→ AVAILABLE DATA
———
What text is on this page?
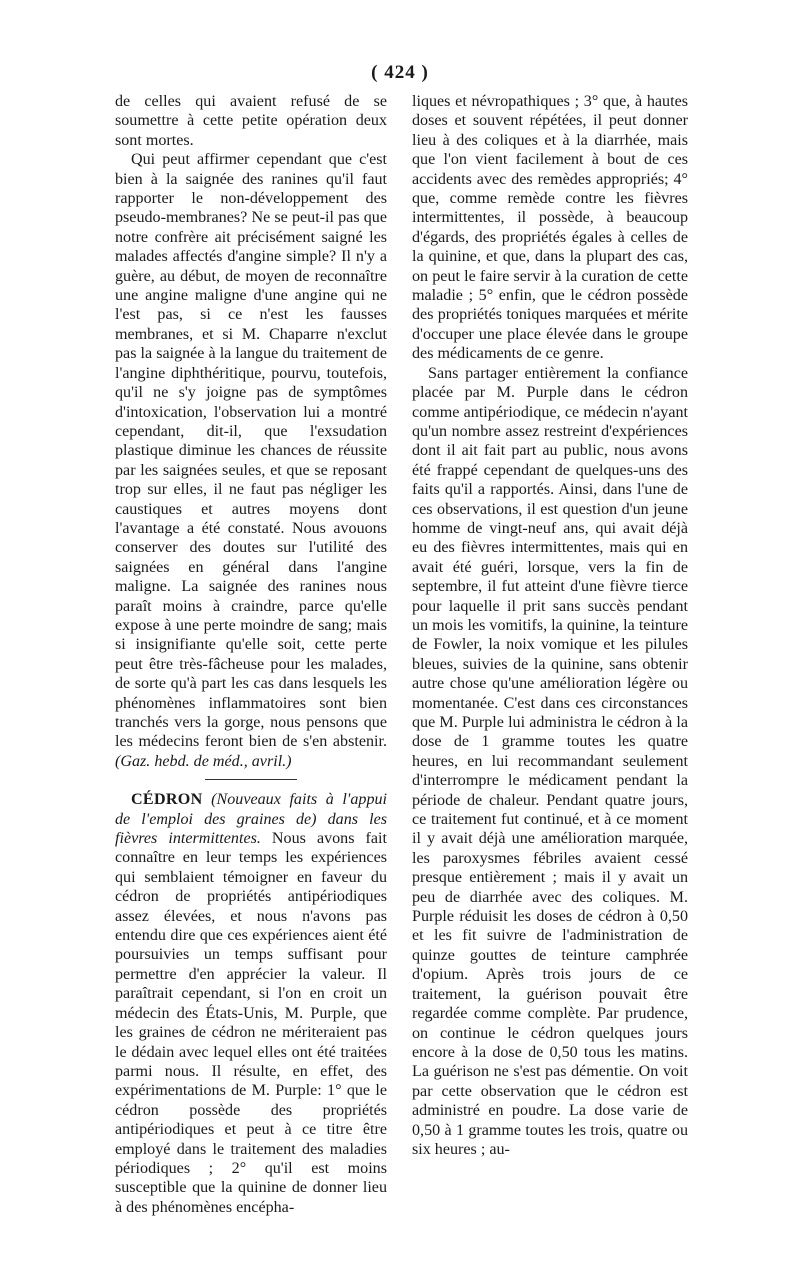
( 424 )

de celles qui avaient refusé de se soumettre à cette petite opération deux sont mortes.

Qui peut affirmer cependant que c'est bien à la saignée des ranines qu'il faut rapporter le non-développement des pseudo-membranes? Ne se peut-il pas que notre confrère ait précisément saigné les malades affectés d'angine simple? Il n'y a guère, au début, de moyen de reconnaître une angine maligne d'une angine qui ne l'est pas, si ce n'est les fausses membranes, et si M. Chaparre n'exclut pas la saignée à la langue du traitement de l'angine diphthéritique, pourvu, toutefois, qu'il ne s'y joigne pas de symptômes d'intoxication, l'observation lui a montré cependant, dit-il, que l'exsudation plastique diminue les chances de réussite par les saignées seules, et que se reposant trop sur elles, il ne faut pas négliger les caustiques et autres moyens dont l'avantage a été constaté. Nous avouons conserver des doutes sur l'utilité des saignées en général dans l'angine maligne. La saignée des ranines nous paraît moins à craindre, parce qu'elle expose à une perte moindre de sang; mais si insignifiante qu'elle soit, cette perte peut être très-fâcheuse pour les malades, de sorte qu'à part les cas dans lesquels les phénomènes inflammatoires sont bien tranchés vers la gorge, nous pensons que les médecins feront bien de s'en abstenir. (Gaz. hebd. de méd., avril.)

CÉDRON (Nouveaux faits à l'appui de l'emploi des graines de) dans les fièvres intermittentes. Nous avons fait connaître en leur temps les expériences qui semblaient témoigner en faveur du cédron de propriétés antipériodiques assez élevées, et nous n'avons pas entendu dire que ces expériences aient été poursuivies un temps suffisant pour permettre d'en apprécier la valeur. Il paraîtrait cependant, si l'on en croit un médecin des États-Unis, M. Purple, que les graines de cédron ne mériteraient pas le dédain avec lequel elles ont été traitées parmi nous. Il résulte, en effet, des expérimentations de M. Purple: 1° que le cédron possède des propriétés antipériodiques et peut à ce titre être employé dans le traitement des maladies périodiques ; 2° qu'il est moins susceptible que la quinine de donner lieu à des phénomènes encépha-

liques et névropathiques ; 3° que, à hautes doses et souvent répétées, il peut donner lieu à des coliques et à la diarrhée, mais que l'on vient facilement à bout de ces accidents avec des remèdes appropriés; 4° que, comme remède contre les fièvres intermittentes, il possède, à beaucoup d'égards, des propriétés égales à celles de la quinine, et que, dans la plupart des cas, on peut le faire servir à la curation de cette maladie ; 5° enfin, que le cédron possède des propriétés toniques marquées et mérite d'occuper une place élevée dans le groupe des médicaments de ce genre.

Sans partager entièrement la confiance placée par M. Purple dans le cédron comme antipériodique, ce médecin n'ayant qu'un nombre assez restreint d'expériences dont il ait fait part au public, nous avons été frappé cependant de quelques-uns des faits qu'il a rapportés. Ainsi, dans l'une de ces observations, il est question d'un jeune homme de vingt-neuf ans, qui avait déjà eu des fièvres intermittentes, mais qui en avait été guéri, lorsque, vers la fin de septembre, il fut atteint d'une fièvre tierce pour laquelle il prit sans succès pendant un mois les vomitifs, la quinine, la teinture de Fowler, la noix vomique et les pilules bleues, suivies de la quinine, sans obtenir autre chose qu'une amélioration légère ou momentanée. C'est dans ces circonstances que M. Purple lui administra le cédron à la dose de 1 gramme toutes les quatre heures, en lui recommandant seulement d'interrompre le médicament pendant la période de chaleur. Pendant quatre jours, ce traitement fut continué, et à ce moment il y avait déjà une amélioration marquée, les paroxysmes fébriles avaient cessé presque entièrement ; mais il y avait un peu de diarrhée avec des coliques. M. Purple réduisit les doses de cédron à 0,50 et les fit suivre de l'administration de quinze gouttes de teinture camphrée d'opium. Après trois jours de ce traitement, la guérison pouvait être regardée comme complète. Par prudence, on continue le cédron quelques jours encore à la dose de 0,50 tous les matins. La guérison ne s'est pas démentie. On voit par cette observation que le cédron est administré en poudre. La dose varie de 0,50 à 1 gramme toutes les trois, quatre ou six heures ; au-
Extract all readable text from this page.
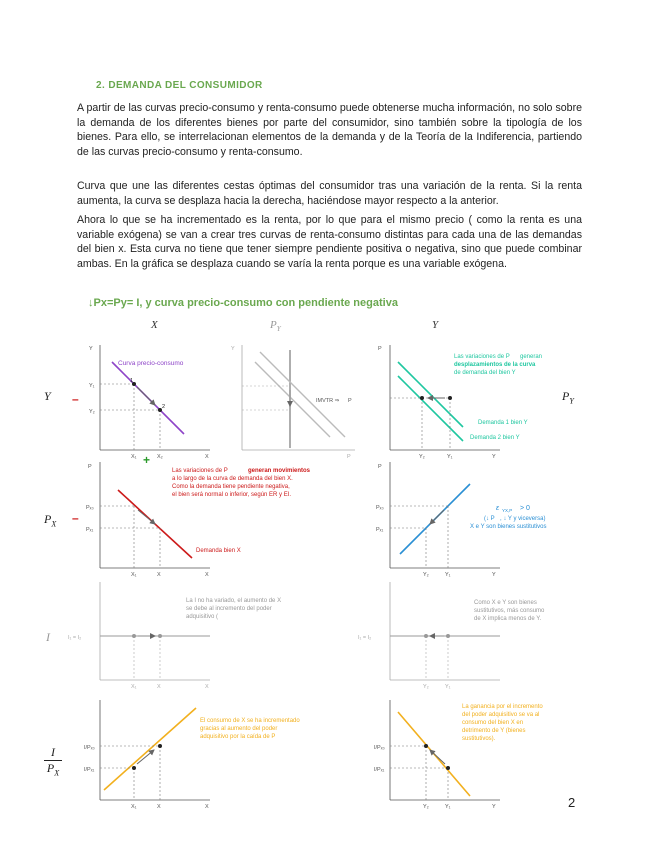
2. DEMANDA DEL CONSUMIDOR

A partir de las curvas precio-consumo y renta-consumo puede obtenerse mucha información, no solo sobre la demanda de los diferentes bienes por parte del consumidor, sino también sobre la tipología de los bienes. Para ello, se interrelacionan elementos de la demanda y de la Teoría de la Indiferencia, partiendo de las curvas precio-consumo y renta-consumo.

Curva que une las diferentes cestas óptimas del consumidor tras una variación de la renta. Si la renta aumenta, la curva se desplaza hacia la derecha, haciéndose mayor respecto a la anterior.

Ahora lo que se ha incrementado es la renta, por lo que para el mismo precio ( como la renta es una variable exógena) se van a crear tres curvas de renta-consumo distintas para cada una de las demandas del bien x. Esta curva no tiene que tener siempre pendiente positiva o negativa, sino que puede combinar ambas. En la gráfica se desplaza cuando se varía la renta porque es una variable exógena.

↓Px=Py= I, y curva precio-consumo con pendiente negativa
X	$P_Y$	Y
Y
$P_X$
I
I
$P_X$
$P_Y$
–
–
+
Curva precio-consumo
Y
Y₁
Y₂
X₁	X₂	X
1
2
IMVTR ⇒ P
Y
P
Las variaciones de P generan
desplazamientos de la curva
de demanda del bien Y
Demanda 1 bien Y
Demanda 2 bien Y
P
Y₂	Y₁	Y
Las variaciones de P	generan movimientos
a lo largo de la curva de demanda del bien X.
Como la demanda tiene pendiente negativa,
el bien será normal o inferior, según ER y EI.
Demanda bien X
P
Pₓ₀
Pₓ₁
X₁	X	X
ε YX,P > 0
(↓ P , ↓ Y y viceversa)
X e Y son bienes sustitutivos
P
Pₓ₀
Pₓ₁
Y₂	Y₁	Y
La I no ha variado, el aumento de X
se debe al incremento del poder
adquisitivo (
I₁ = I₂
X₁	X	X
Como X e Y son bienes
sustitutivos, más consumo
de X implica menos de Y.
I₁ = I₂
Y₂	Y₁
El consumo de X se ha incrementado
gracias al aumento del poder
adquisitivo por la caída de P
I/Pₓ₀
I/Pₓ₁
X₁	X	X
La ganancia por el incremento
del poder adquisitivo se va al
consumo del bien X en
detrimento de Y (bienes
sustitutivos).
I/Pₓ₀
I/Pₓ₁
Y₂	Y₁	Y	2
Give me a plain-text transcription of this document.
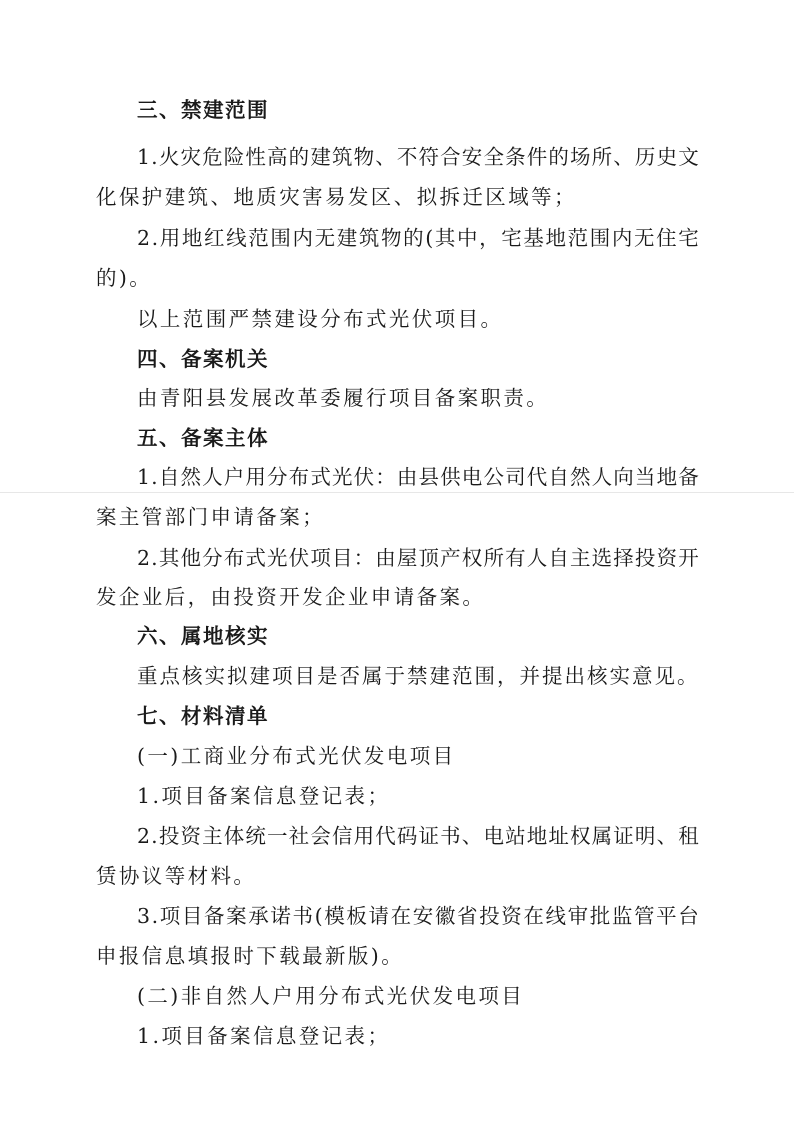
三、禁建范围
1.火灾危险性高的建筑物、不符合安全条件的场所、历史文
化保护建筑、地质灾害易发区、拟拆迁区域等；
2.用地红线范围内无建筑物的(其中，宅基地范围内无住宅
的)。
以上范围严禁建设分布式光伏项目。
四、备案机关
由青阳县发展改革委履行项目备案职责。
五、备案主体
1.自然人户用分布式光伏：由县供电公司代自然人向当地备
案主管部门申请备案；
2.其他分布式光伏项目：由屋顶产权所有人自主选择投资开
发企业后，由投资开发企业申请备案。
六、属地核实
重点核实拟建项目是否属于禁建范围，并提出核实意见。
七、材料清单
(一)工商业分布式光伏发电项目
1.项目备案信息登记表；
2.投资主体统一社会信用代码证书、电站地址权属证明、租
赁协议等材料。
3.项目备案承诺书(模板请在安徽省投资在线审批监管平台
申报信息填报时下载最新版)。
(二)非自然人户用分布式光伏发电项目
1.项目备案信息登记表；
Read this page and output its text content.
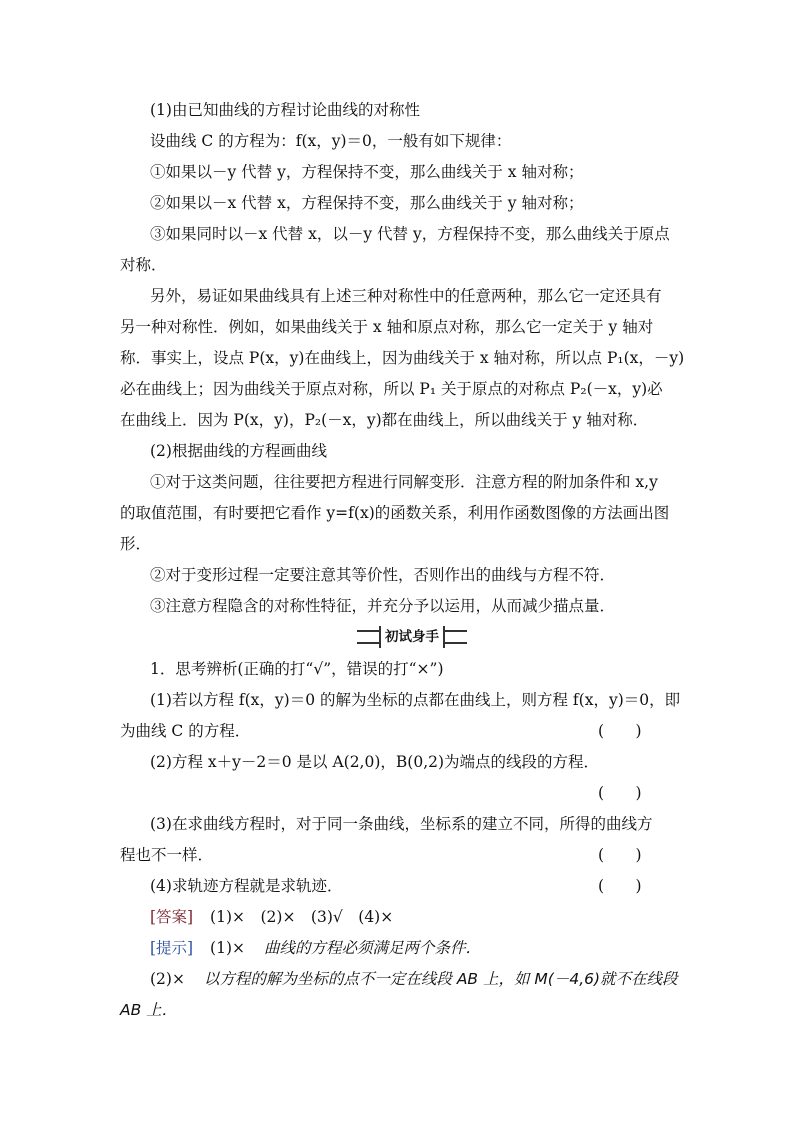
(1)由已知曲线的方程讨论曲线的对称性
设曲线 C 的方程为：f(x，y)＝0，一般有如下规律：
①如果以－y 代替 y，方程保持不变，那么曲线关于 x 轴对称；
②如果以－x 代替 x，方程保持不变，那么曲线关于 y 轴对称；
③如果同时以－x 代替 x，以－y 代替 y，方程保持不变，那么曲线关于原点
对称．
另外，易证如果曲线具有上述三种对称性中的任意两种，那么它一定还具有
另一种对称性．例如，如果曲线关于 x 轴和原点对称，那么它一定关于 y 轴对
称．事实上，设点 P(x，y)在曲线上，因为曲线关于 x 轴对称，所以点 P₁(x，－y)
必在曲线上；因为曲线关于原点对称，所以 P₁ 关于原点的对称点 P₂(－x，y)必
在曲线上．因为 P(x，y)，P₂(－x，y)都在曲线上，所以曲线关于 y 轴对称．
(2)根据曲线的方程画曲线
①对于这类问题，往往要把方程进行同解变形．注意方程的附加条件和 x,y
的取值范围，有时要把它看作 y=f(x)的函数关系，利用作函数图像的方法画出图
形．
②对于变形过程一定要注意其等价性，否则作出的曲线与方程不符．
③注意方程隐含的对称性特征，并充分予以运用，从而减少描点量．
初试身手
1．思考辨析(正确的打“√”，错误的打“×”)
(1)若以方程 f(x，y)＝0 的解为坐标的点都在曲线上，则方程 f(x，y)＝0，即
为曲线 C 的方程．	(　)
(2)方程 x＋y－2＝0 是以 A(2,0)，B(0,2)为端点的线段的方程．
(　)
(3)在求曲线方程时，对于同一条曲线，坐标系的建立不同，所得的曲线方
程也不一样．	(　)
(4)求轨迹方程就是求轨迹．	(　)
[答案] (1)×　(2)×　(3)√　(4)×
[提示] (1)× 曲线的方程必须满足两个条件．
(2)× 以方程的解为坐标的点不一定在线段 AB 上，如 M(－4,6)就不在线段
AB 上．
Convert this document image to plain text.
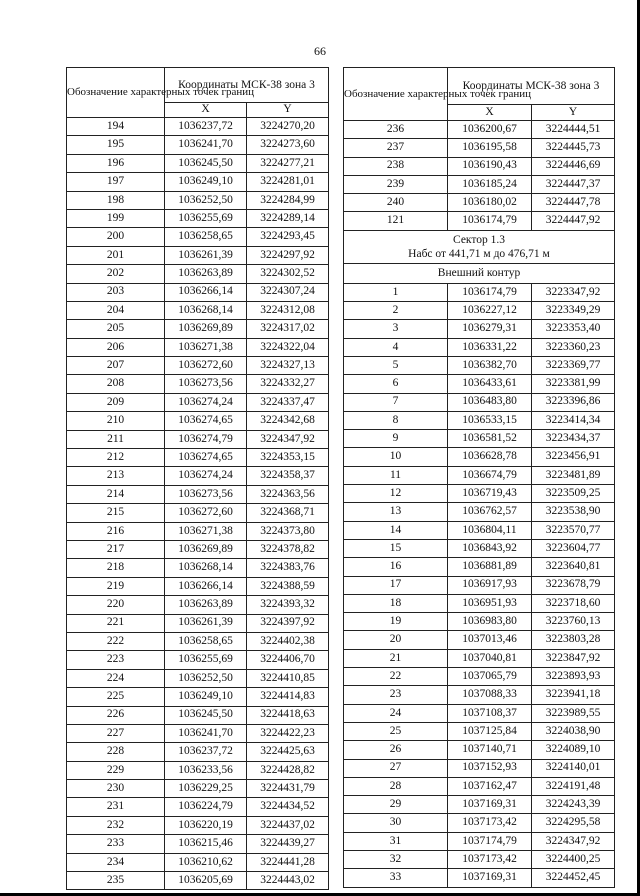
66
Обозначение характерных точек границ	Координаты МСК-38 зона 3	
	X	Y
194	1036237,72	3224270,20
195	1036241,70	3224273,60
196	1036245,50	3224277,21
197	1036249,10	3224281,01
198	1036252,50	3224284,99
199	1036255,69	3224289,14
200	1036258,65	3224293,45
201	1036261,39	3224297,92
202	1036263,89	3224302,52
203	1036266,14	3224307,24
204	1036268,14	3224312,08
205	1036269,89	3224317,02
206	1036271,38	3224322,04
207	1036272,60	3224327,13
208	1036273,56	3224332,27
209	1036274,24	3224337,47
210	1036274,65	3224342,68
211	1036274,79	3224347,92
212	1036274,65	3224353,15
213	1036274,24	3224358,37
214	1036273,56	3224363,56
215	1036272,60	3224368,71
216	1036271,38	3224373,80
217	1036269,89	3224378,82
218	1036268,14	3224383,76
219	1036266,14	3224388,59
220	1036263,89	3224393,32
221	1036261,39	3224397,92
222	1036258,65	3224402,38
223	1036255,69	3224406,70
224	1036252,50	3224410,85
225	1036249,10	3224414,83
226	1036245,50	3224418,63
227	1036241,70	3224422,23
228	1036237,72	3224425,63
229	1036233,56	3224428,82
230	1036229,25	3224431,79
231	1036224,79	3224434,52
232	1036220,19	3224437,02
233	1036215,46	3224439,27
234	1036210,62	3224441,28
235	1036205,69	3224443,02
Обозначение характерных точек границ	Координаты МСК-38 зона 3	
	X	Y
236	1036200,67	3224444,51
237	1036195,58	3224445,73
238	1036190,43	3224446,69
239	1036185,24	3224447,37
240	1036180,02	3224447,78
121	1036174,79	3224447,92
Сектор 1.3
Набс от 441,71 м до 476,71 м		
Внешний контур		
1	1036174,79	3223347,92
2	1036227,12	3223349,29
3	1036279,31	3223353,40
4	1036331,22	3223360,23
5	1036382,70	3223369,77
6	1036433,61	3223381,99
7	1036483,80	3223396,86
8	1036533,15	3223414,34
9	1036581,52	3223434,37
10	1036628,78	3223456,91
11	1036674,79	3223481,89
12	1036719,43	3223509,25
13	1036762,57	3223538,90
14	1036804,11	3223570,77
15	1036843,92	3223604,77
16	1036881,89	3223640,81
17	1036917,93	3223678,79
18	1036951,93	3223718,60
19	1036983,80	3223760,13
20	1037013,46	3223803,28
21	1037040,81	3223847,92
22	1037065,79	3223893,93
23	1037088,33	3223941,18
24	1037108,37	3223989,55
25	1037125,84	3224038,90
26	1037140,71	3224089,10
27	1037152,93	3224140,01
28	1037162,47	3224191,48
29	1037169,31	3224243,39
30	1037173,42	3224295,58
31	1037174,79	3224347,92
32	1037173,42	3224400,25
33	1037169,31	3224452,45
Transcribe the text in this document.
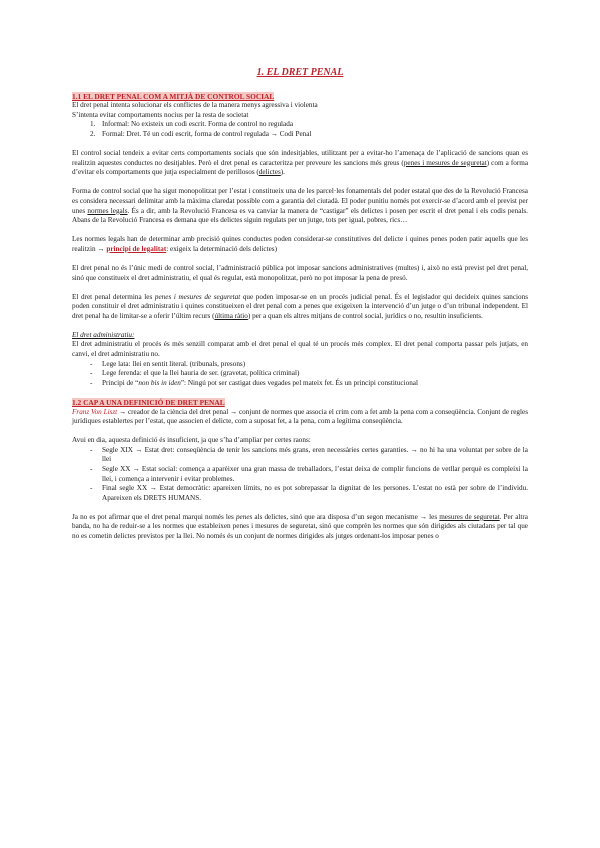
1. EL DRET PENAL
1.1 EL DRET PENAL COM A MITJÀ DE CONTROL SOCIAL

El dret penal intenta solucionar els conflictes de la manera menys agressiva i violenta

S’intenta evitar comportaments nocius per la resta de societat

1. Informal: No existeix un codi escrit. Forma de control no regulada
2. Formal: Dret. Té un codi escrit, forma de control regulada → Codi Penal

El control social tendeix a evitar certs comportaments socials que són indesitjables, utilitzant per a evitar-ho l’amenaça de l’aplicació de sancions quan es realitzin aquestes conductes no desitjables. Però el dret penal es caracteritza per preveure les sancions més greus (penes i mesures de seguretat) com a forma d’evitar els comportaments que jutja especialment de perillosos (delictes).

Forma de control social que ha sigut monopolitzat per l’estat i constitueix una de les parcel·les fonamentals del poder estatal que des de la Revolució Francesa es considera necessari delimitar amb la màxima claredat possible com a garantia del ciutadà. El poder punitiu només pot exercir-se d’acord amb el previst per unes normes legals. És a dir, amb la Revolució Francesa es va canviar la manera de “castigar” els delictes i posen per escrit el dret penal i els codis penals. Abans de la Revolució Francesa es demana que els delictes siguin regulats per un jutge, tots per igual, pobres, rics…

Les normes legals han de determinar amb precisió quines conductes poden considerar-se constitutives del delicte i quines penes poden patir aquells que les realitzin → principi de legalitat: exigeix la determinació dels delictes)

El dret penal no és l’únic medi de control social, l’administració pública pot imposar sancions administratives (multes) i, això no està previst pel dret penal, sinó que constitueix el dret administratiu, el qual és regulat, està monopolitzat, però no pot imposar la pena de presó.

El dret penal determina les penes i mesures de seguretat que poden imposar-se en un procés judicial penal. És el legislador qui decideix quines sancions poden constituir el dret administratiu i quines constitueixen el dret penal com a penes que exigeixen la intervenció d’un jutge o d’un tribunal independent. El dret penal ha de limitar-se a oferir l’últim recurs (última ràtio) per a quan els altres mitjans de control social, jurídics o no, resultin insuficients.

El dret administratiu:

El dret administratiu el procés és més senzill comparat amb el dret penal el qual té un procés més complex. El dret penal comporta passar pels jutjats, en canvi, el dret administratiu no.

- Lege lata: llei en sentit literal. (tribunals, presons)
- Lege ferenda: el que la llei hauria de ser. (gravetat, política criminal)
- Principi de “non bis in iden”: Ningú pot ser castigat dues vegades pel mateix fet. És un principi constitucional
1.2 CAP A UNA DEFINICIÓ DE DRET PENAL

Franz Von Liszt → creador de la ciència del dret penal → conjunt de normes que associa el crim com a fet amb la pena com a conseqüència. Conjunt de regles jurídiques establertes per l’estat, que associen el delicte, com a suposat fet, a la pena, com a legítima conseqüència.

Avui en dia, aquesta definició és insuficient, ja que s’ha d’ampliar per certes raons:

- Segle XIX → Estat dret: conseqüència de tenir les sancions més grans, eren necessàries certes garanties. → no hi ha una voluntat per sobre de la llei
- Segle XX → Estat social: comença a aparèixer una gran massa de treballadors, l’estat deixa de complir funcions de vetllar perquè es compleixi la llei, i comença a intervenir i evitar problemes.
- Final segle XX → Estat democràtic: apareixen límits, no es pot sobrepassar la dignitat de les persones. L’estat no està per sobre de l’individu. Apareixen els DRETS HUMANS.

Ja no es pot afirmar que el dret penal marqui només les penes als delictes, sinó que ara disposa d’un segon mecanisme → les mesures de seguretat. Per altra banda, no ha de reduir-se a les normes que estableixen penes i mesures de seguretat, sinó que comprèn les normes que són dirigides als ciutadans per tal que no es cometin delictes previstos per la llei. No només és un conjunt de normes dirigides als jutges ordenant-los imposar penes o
———
→ GOAL
Nothing but a number is needed here: how many lines hold the string "escrit"?

→ WORKED SOLUTION
3